Aim:
Extract every line of the data below verbatim, leaving the pictures out of your answer.

---- Extracted information

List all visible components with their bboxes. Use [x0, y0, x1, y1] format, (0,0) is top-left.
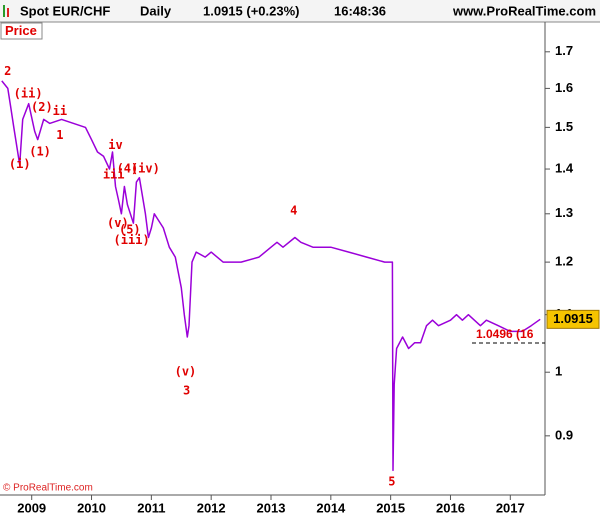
y-tick-label: 1.2: [555, 254, 573, 269]
panel-label-box: [0, 22, 43, 40]
wave-label: (v): [175, 365, 197, 379]
wave-label: (v): [107, 216, 129, 230]
x-tick-label: 2013: [257, 500, 286, 515]
x-tick-label: 2012: [197, 500, 226, 515]
y-tick-label: 1.3: [555, 205, 573, 220]
wave-label: iii: [103, 168, 125, 182]
x-tick-label: 2016: [436, 500, 465, 515]
wave-label: (iv): [131, 162, 160, 176]
y-tick-label: 1.6: [555, 80, 573, 95]
y-tick-label: 1.4: [555, 160, 574, 175]
x-tick-label: 2014: [316, 500, 346, 515]
panel-label: Price: [5, 23, 37, 38]
interval: Daily: [140, 3, 172, 18]
time: 16:48:36: [334, 3, 386, 18]
wave-label: 5: [388, 474, 395, 488]
wave-label: (2): [31, 100, 53, 114]
x-tick-label: 2011: [137, 500, 165, 515]
wave-label: 3: [183, 384, 190, 398]
wave-label: (ii): [14, 87, 43, 101]
wave-label: (5): [119, 222, 141, 236]
x-tick-label: 2009: [17, 500, 46, 515]
x-tick-label: 2017: [496, 500, 525, 515]
wave-label: (1): [29, 145, 51, 159]
wave-label: (4): [117, 162, 139, 176]
y-tick-label: 1.7: [555, 43, 573, 58]
logo: [7, 8, 9, 17]
wave-label: ii: [53, 104, 67, 118]
header-bar: [0, 0, 600, 22]
last-price-tag: [546, 309, 600, 329]
x-tick-label: 2015: [376, 500, 405, 515]
y-tick-label: 1: [555, 364, 562, 379]
chart-title: Spot EUR/CHF: [20, 3, 110, 18]
x-tick-label: 2010: [77, 500, 106, 515]
wave-label: 2: [4, 64, 11, 78]
wave-label: 4: [290, 204, 297, 218]
logo: [3, 5, 5, 17]
wave-label: (iii): [114, 233, 150, 247]
y-tick-label: 0.9: [555, 427, 573, 442]
last-price-label: 1.0915: [553, 311, 593, 326]
source: www.ProRealTime.com: [452, 3, 596, 18]
last-quote: 1.0915 (+0.23%): [203, 3, 299, 18]
y-tick-label: 1.5: [555, 119, 573, 134]
reference-label: 1.0496 (16: [476, 327, 534, 341]
price-line: [1, 80, 541, 472]
wave-label: iv: [108, 138, 122, 152]
wave-label: (i): [9, 157, 31, 171]
copyright: © ProRealTime.com: [3, 483, 93, 494]
wave-label: 1: [56, 128, 63, 142]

--------

Response to the task:
List all visible components with their bboxes. Use [x0, y0, x1, y1] format, (0,0) is top-left.
y-tick-label: 1.2: [555, 254, 573, 269]
panel-label-box: [0, 22, 43, 40]
wave-label: (v): [175, 365, 197, 379]
wave-label: (v): [107, 216, 129, 230]
x-tick-label: 2013: [257, 500, 286, 515]
x-tick-label: 2012: [197, 500, 226, 515]
y-tick-label: 1.3: [555, 205, 573, 220]
wave-label: iii: [103, 168, 125, 182]
x-tick-label: 2016: [436, 500, 465, 515]
wave-label: (iv): [131, 162, 160, 176]
y-tick-label: 1.6: [555, 80, 573, 95]
y-tick-label: 1.4: [555, 160, 574, 175]
x-tick-label: 2014: [316, 500, 346, 515]
panel-label: Price: [5, 23, 37, 38]
interval: Daily: [140, 3, 172, 18]
time: 16:48:36: [334, 3, 386, 18]
wave-label: 5: [388, 474, 395, 488]
wave-label: (2): [31, 100, 53, 114]
x-tick-label: 2011: [137, 500, 165, 515]
wave-label: 3: [183, 384, 190, 398]
wave-label: (ii): [14, 87, 43, 101]
wave-label: (5): [119, 222, 141, 236]
x-tick-label: 2009: [17, 500, 46, 515]
x-tick-label: 2017: [496, 500, 525, 515]
wave-label: (1): [29, 145, 51, 159]
wave-label: (4): [117, 162, 139, 176]
y-tick-label: 1.7: [555, 43, 573, 58]
logo: [7, 8, 9, 17]
wave-label: ii: [53, 104, 67, 118]
header-bar: [0, 0, 600, 22]
last-price-tag: [546, 309, 600, 329]
x-tick-label: 2015: [376, 500, 405, 515]
y-tick-label: 1: [555, 364, 562, 379]
chart-title: Spot EUR/CHF: [20, 3, 110, 18]
x-tick-label: 2010: [77, 500, 106, 515]
wave-label: 2: [4, 64, 11, 78]
wave-label: 4: [290, 204, 297, 218]
logo: [3, 5, 5, 17]
wave-label: (iii): [114, 233, 150, 247]
y-tick-label: 0.9: [555, 427, 573, 442]
last-price-label: 1.0915: [553, 311, 593, 326]
source: www.ProRealTime.com: [452, 3, 596, 18]
last-quote: 1.0915 (+0.23%): [203, 3, 299, 18]
y-tick-label: 1.5: [555, 119, 573, 134]
reference-label: 1.0496 (16: [476, 327, 534, 341]
price-line: [1, 80, 541, 472]
wave-label: iv: [108, 138, 122, 152]
wave-label: (i): [9, 157, 31, 171]
copyright: © ProRealTime.com: [3, 483, 93, 494]
wave-label: 1: [56, 128, 63, 142]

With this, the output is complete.